◆ Extract
## begin

Source code for deepretro.data.loader

"""Dataset loading pipeline using DeepChem data structures.

Provides :class:`ReactionDataLoader`, a subclass of DeepChem's
:class:`~deepchem.data.DataLoader` that converts a reaction CSV
(product, reactants, label) into a ``DiskDataset`` with automatic
sharding, plus a convenience ``stratified_split`` function for
stratified train/valid/test splitting.
"""

from __future__ import annotations

import warnings
from typing import Any, Iterator, List, Optional

import numpy as np
import pandas as pd
from deepchem.data import Dataset, DiskDataset
from deepchem.data.data_loader import DataLoader
from deepchem.splits import SingletaskStratifiedSplitter

from deepretro.featurizers import ReactionStepFeaturizer


[docs] class ReactionDataLoader(DataLoader): """Load a two-column reaction CSV into a DeepChem ``DiskDataset``. Inherits from :class:`~deepchem.data.DataLoader` and overrides :meth:`_get_shards` and :meth:`_featurize_shard` to handle paired SMILES columns (product + reactants). The parent's ``create_dataset`` method is overridden to add automatic NaN-row dropping (invalid SMILES) with a summary warning. Parameters ---------- featurizer : ReactionStepFeaturizer or None, optional Pre-configured featurizer. A default one (radius=2, size=2048, domain features on) is created when ``None``. product_col : str, optional Column name for product SMILES. Default ``"product"``. reactants_col : str, optional Column name for reactant SMILES. Default ``"reactants"``. label_col : str, optional Column name for binary labels. Default ``"label"``. id_field : str or None, optional Column name to use as sample identifiers. When ``None`` (default), sequential integer IDs are generated per shard. log_every_n : int, optional Log a progress message every *n* shards. Default ``1000``. Examples -------- >>> from deepretro.data import ReactionDataLoader >>> loader = ReactionDataLoader() >>> ds = loader.create_dataset("data/dataset.csv") # doctest: +SKIP >>> len(ds) # doctest: +SKIP 808 """

## end

◆ Available data
## begin

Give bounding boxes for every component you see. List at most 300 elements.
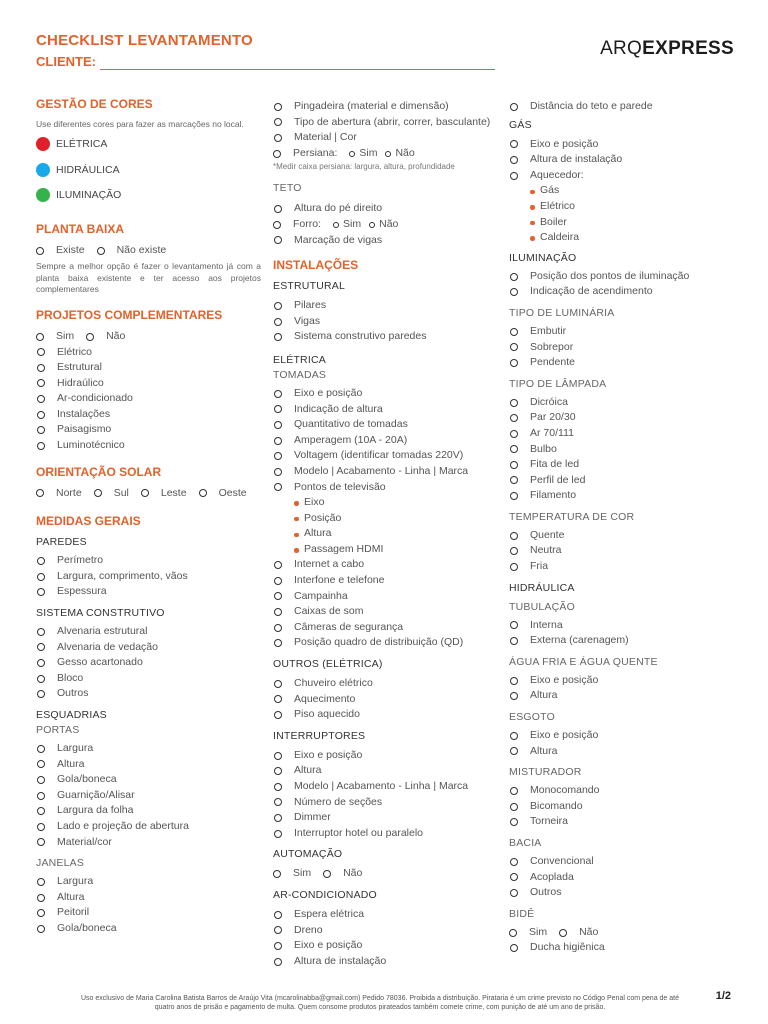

## end

◆ Work to do
a. In the data loader source, what default does the docstring give for log_every_n?
b. Rewrite the part of the data loader source starting with "Source code for" and going on through "stratified train/valid/test splitting.", with "sharding" swapped for "partitioning".

◆ Solutions below
a. 1000

b.
Source code for deepretro.data.loader

"""Dataset loading pipeline using DeepChem data structures.

Provides :class:`ReactionDataLoader`, a subclass of DeepChem's
:class:`~deepchem.data.DataLoader` that converts a reaction CSV
(product, reactants, label) into a ``DiskDataset`` with automatic
partitioning, plus a convenience ``stratified_split`` function for
stratified train/valid/test splitting.